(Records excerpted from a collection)

::::::::

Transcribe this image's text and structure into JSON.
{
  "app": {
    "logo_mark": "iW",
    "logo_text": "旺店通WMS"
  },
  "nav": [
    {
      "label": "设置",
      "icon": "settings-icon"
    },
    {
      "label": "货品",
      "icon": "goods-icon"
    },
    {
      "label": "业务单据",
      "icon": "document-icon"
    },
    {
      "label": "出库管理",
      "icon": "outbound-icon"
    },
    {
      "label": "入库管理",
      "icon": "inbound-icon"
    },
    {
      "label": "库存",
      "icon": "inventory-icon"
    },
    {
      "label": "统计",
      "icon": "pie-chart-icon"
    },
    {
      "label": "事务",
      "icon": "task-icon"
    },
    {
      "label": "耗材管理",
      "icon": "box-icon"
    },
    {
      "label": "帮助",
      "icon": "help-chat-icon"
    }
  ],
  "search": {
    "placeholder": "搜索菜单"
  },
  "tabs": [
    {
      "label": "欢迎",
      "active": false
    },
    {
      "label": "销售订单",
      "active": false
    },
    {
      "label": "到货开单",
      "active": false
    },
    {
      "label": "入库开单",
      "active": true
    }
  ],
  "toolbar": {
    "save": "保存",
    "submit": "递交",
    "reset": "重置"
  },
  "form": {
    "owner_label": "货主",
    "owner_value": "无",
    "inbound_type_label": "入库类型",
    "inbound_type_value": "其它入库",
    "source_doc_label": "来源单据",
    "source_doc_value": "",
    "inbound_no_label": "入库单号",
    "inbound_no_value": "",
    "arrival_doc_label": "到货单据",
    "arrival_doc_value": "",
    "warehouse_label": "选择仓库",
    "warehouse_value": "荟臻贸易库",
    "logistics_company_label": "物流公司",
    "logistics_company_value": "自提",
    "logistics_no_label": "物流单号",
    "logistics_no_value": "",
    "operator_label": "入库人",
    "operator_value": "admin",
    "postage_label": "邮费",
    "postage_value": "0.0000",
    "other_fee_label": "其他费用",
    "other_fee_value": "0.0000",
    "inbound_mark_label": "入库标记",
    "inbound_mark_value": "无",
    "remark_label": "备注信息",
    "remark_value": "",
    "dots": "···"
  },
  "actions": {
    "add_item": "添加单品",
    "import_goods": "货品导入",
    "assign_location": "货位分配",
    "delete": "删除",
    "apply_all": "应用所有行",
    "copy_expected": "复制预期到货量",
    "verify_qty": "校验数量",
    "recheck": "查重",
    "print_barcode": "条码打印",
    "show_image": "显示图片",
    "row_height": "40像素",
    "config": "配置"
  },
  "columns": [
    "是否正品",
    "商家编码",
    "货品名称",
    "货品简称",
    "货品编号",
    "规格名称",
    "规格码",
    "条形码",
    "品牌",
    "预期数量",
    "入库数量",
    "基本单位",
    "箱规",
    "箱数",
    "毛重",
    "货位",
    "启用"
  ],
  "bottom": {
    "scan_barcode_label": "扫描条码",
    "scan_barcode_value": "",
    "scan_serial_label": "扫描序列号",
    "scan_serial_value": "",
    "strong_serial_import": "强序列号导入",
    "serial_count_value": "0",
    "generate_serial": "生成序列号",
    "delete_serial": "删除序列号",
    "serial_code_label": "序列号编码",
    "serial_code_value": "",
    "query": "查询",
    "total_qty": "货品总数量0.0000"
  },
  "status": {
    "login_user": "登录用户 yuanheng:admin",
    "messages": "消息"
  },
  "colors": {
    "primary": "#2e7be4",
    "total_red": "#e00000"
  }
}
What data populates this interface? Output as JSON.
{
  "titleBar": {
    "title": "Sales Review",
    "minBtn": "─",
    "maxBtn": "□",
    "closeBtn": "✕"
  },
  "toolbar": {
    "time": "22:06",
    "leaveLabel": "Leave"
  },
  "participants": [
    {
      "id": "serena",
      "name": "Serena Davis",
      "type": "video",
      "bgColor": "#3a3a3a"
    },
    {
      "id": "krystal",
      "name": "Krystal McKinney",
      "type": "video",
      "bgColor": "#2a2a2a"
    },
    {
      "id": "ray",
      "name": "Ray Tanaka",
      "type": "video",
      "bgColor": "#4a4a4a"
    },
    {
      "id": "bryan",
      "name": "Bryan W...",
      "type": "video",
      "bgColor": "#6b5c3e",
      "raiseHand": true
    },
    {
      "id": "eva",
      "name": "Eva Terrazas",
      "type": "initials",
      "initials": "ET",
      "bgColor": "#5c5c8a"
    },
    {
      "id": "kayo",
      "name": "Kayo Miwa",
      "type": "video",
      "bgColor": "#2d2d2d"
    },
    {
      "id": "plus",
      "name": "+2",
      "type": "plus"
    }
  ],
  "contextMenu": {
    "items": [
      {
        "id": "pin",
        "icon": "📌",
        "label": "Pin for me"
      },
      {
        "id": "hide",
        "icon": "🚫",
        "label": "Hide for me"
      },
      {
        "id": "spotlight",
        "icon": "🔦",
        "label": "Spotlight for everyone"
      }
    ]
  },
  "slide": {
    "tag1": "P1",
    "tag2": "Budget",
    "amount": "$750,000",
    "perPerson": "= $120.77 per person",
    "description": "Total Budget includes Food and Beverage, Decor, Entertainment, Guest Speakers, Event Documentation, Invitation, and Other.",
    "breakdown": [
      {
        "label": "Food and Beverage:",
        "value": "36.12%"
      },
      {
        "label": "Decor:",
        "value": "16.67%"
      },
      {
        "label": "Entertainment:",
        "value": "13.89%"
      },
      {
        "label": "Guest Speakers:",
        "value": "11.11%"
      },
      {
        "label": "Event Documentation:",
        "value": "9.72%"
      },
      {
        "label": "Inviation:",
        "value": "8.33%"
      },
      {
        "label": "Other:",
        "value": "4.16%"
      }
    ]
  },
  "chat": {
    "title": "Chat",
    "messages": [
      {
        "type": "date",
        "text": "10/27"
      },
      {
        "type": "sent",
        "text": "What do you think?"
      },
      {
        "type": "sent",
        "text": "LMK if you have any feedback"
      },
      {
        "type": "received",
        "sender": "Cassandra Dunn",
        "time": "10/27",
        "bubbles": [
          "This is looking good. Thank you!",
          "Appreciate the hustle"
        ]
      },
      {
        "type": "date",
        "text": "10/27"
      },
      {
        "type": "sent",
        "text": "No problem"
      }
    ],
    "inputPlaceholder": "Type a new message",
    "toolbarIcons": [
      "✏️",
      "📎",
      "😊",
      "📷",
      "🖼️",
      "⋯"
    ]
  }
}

::::::::

#### [Problem statement]
Extract each entry in full, exactly as given.

#### [Result]
Transcribe this image's text and structure into JSON.
{
  "app": {
    "logo_mark": "iW",
    "logo_text": "旺店通WMS"
  },
  "nav": [
    {
      "label": "设置",
      "icon": "settings-icon"
    },
    {
      "label": "货品",
      "icon": "goods-icon"
    },
    {
      "label": "业务单据",
      "icon": "document-icon"
    },
    {
      "label": "出库管理",
      "icon": "outbound-icon"
    },
    {
      "label": "入库管理",
      "icon": "inbound-icon"
    },
    {
      "label": "库存",
      "icon": "inventory-icon"
    },
    {
      "label": "统计",
      "icon": "pie-chart-icon"
    },
    {
      "label": "事务",
      "icon": "task-icon"
    },
    {
      "label": "耗材管理",
      "icon": "box-icon"
    },
    {
      "label": "帮助",
      "icon": "help-chat-icon"
    }
  ],
  "search": {
    "placeholder": "搜索菜单"
  },
  "tabs": [
    {
      "label": "欢迎",
      "active": false
    },
    {
      "label": "销售订单",
      "active": false
    },
    {
      "label": "到货开单",
      "active": false
    },
    {
      "label": "入库开单",
      "active": true
    }
  ],
  "toolbar": {
    "save": "保存",
    "submit": "递交",
    "reset": "重置"
  },
  "form": {
    "owner_label": "货主",
    "owner_value": "无",
    "inbound_type_label": "入库类型",
    "inbound_type_value": "其它入库",
    "source_doc_label": "来源单据",
    "source_doc_value": "",
    "inbound_no_label": "入库单号",
    "inbound_no_value": "",
    "arrival_doc_label": "到货单据",
    "arrival_doc_value": "",
    "warehouse_label": "选择仓库",
    "warehouse_value": "荟臻贸易库",
    "logistics_company_label": "物流公司",
    "logistics_company_value": "自提",
    "logistics_no_label": "物流单号",
    "logistics_no_value": "",
    "operator_label": "入库人",
    "operator_value": "admin",
    "postage_label": "邮费",
    "postage_value": "0.0000",
    "other_fee_label": "其他费用",
    "other_fee_value": "0.0000",
    "inbound_mark_label": "入库标记",
    "inbound_mark_value": "无",
    "remark_label": "备注信息",
    "remark_value": "",
    "dots": "···"
  },
  "actions": {
    "add_item": "添加单品",
    "import_goods": "货品导入",
    "assign_location": "货位分配",
    "delete": "删除",
    "apply_all": "应用所有行",
    "copy_expected": "复制预期到货量",
    "verify_qty": "校验数量",
    "recheck": "查重",
    "print_barcode": "条码打印",
    "show_image": "显示图片",
    "row_height": "40像素",
    "config": "配置"
  },
  "columns": [
    "是否正品",
    "商家编码",
    "货品名称",
    "货品简称",
    "货品编号",
    "规格名称",
    "规格码",
    "条形码",
    "品牌",
    "预期数量",
    "入库数量",
    "基本单位",
    "箱规",
    "箱数",
    "毛重",
    "货位",
    "启用"
  ],
  "bottom": {
    "scan_barcode_label": "扫描条码",
    "scan_barcode_value": "",
    "scan_serial_label": "扫描序列号",
    "scan_serial_value": "",
    "strong_serial_import": "强序列号导入",
    "serial_count_value": "0",
    "generate_serial": "生成序列号",
    "delete_serial": "删除序列号",
    "serial_code_label": "序列号编码",
    "serial_code_value": "",
    "query": "查询",
    "total_qty": "货品总数量0.0000"
  },
  "status": {
    "login_user": "登录用户 yuanheng:admin",
    "messages": "消息"
  },
  "colors": {
    "primary": "#2e7be4",
    "total_red": "#e00000"
  }
}
What data populates this interface? Output as JSON.
{
  "titleBar": {
    "title": "Sales Review",
    "minBtn": "─",
    "maxBtn": "□",
    "closeBtn": "✕"
  },
  "toolbar": {
    "time": "22:06",
    "leaveLabel": "Leave"
  },
  "participants": [
    {
      "id": "serena",
      "name": "Serena Davis",
      "type": "video",
      "bgColor": "#3a3a3a"
    },
    {
      "id": "krystal",
      "name": "Krystal McKinney",
      "type": "video",
      "bgColor": "#2a2a2a"
    },
    {
      "id": "ray",
      "name": "Ray Tanaka",
      "type": "video",
      "bgColor": "#4a4a4a"
    },
    {
      "id": "bryan",
      "name": "Bryan W...",
      "type": "video",
      "bgColor": "#6b5c3e",
      "raiseHand": true
    },
    {
      "id": "eva",
      "name": "Eva Terrazas",
      "type": "initials",
      "initials": "ET",
      "bgColor": "#5c5c8a"
    },
    {
      "id": "kayo",
      "name": "Kayo Miwa",
      "type": "video",
      "bgColor": "#2d2d2d"
    },
    {
      "id": "plus",
      "name": "+2",
      "type": "plus"
    }
  ],
  "contextMenu": {
    "items": [
      {
        "id": "pin",
        "icon": "📌",
        "label": "Pin for me"
      },
      {
        "id": "hide",
        "icon": "🚫",
        "label": "Hide for me"
      },
      {
        "id": "spotlight",
        "icon": "🔦",
        "label": "Spotlight for everyone"
      }
    ]
  },
  "slide": {
    "tag1": "P1",
    "tag2": "Budget",
    "amount": "$750,000",
    "perPerson": "= $120.77 per person",
    "description": "Total Budget includes Food and Beverage, Decor, Entertainment, Guest Speakers, Event Documentation, Invitation, and Other.",
    "breakdown": [
      {
        "label": "Food and Beverage:",
        "value": "36.12%"
      },
      {
        "label": "Decor:",
        "value": "16.67%"
      },
      {
        "label": "Entertainment:",
        "value": "13.89%"
      },
      {
        "label": "Guest Speakers:",
        "value": "11.11%"
      },
      {
        "label": "Event Documentation:",
        "value": "9.72%"
      },
      {
        "label": "Inviation:",
        "value": "8.33%"
      },
      {
        "label": "Other:",
        "value": "4.16%"
      }
    ]
  },
  "chat": {
    "title": "Chat",
    "messages": [
      {
        "type": "date",
        "text": "10/27"
      },
      {
        "type": "sent",
        "text": "What do you think?"
      },
      {
        "type": "sent",
        "text": "LMK if you have any feedback"
      },
      {
        "type": "received",
        "sender": "Cassandra Dunn",
        "time": "10/27",
        "bubbles": [
          "This is looking good. Thank you!",
          "Appreciate the hustle"
        ]
      },
      {
        "type": "date",
        "text": "10/27"
      },
      {
        "type": "sent",
        "text": "No problem"
      }
    ],
    "inputPlaceholder": "Type a new message",
    "toolbarIcons": [
      "✏️",
      "📎",
      "😊",
      "📷",
      "🖼️",
      "⋯"
    ]
  }
}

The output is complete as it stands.